+++ DATASET RECORDS

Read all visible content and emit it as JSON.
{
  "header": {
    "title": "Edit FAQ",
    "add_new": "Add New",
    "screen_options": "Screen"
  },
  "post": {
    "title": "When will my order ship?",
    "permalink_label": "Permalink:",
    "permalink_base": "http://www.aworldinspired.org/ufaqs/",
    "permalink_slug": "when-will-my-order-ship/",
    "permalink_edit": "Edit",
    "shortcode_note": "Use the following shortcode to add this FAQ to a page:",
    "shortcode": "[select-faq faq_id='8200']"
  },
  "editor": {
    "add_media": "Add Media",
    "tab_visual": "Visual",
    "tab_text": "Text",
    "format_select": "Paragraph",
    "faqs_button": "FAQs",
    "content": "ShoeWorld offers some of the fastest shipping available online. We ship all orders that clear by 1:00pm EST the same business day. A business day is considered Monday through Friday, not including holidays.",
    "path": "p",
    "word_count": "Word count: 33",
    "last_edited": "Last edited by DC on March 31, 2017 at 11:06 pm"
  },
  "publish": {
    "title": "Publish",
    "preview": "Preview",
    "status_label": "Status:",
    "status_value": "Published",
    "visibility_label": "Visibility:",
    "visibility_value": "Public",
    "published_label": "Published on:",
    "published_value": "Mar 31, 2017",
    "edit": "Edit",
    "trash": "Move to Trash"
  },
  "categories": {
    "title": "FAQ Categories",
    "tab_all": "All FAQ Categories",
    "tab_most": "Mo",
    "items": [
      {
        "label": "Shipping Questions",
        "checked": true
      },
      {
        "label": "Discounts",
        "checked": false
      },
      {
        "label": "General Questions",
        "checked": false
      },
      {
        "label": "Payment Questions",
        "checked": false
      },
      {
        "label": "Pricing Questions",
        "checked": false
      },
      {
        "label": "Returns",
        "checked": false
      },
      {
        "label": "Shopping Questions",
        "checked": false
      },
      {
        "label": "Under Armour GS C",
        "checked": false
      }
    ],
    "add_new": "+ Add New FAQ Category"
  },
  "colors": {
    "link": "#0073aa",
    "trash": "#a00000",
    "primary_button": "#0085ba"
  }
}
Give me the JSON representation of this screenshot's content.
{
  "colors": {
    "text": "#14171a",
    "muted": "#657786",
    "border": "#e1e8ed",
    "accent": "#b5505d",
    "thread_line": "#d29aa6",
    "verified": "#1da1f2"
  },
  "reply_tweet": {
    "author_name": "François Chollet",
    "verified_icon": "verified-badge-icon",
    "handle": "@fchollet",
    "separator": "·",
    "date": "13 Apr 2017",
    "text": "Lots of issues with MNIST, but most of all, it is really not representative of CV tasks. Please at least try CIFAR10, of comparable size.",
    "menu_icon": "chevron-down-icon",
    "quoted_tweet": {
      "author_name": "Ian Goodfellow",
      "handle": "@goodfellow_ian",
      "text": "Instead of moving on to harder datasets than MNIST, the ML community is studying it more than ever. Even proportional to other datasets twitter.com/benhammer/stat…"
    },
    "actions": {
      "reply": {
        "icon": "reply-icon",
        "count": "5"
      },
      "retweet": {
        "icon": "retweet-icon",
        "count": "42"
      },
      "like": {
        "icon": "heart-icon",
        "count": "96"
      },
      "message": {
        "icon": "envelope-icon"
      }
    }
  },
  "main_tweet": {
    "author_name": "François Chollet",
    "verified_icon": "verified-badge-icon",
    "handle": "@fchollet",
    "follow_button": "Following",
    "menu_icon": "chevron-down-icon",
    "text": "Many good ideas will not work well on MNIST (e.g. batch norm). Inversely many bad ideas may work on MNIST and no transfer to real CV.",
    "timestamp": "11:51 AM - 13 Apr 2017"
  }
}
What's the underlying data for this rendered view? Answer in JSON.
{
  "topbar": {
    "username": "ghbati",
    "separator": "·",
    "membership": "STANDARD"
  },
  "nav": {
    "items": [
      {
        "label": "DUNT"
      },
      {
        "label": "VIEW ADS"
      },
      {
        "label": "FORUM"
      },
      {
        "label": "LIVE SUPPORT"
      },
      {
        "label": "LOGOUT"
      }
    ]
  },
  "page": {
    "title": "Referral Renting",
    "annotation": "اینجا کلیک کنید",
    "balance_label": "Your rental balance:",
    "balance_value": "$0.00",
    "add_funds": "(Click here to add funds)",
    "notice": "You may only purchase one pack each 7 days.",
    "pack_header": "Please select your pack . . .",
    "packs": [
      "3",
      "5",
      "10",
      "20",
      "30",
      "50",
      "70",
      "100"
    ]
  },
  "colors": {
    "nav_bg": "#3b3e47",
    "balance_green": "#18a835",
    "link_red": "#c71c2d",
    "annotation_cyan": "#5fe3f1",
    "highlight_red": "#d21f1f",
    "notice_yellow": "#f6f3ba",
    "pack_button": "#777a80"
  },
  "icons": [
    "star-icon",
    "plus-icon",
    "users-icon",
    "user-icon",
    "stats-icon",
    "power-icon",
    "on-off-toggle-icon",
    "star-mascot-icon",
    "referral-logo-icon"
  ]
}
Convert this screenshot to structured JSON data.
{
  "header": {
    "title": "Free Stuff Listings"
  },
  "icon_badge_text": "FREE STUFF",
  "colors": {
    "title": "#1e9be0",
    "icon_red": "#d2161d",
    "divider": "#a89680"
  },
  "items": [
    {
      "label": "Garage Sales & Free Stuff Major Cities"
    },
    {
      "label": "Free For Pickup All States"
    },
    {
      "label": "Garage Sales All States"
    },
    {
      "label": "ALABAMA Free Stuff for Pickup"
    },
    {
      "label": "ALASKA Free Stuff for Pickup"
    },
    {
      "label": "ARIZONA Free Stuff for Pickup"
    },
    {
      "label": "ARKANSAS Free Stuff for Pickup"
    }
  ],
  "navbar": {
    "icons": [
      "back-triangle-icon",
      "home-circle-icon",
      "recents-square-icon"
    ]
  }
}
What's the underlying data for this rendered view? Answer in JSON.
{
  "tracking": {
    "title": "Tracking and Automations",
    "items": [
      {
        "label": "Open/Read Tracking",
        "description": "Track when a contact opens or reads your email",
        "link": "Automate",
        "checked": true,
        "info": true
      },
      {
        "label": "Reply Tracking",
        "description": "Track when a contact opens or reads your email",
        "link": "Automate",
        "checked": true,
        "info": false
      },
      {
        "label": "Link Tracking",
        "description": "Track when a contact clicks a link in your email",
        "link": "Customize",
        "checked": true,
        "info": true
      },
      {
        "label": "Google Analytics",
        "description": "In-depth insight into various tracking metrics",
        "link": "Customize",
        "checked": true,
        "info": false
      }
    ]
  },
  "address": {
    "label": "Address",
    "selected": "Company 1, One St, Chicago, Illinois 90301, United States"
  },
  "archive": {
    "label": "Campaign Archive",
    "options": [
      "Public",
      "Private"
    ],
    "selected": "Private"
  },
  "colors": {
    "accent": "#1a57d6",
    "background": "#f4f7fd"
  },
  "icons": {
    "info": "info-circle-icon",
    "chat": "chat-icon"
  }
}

++++++

* TASK DESCRIPTION *
Pick out all lines containing the string "content".

* RESULT *
Read all visible content and emit it as JSON.
    "content": "ShoeWorld offers some of the fastest shipping available online. We ship all orders that clear by 1:00pm EST the same business day. A business day is considered Monday through Friday, not including holidays.",
Give me the JSON representation of this screenshot's content.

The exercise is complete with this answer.